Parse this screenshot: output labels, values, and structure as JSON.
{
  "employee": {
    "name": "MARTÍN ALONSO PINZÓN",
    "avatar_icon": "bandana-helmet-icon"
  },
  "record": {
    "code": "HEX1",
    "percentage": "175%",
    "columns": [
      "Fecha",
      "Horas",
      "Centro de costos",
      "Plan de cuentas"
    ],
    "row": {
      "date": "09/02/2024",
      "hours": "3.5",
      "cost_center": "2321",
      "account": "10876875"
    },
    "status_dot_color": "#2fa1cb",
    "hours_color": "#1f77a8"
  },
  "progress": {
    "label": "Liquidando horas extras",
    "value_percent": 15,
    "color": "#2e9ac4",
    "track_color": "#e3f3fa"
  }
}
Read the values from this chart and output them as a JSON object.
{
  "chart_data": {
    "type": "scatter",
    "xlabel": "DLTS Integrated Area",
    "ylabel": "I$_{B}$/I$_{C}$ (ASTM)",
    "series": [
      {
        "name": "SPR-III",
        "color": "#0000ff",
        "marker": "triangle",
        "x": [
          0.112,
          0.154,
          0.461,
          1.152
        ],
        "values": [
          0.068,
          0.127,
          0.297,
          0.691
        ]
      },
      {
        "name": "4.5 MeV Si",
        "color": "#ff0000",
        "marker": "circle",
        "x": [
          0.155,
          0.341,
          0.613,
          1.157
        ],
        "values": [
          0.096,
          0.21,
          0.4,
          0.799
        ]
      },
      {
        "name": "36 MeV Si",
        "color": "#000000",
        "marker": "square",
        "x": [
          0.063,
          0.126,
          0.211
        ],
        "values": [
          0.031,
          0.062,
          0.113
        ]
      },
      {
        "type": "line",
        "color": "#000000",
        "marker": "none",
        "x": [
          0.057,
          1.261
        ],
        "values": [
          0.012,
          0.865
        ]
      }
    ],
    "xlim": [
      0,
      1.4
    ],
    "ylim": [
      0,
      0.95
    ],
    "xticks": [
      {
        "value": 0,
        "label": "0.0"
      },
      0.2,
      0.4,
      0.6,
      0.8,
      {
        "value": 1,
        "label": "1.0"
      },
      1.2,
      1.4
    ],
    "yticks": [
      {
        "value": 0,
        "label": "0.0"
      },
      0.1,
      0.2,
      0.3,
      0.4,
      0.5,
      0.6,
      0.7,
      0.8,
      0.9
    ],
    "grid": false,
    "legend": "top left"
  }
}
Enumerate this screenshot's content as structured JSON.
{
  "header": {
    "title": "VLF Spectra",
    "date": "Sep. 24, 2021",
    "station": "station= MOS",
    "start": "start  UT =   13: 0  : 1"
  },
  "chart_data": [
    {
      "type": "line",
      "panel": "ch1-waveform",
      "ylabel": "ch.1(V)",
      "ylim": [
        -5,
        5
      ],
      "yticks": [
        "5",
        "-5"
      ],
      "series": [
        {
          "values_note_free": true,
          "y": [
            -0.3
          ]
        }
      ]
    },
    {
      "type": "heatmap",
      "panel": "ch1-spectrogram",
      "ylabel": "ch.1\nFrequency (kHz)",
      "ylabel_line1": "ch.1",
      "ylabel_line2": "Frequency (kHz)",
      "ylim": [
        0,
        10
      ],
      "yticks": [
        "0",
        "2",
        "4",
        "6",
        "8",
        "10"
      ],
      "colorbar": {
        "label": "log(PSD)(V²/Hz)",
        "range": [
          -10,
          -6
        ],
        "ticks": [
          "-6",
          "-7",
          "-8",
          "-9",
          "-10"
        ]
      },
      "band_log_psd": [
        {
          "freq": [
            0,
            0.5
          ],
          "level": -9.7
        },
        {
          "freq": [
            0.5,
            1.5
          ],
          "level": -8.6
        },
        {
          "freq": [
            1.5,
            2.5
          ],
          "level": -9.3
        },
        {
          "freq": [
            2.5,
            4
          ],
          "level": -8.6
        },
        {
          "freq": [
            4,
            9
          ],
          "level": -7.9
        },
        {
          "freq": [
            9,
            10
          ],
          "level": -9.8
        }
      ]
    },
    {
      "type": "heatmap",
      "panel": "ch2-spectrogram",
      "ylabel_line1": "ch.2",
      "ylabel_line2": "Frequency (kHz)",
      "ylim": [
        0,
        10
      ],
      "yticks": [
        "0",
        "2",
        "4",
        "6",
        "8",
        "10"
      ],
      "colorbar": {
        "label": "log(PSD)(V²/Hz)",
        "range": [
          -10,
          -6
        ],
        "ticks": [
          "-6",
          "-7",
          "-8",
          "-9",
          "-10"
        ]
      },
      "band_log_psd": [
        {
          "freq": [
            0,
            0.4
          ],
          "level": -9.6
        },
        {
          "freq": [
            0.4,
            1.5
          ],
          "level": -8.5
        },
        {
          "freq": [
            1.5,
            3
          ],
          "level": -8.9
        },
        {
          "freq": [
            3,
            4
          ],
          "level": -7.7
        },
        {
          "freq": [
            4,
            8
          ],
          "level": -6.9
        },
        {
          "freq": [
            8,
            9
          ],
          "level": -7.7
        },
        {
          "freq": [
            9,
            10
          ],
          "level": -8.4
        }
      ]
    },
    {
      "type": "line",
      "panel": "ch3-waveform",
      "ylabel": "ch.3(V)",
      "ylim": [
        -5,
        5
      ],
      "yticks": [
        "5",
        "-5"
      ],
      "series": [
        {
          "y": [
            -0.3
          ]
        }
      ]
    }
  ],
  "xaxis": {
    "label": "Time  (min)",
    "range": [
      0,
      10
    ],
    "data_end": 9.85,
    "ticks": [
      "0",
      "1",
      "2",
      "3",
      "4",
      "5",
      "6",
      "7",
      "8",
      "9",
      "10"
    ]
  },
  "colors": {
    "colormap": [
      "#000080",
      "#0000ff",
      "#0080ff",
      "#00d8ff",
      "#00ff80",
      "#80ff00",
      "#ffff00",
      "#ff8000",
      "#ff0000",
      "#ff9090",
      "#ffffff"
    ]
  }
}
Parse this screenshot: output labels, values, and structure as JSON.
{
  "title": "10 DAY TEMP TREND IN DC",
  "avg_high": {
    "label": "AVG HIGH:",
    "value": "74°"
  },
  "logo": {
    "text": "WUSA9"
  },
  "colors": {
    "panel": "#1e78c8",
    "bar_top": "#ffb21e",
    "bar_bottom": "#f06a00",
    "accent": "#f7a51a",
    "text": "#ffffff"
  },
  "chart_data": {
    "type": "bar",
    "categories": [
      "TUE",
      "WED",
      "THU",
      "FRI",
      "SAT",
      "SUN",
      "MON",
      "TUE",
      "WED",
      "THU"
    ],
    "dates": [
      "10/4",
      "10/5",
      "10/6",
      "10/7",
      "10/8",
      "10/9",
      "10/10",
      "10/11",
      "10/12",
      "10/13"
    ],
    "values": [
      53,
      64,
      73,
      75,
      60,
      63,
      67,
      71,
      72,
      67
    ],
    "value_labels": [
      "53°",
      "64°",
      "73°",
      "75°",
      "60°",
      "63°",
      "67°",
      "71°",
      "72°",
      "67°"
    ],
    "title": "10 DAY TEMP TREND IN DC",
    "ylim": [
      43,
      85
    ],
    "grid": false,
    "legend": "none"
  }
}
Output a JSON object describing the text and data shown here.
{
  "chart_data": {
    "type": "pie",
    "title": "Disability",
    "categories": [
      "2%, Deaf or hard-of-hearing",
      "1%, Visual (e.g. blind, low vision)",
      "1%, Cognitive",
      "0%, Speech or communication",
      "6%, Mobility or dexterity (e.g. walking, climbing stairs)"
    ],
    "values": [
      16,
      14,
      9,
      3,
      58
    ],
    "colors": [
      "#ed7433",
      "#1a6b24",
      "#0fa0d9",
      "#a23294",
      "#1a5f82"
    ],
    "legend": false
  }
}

Aim of the exercise:
Give the count of lines in the listing above that include "text", with no other words.

The result:
3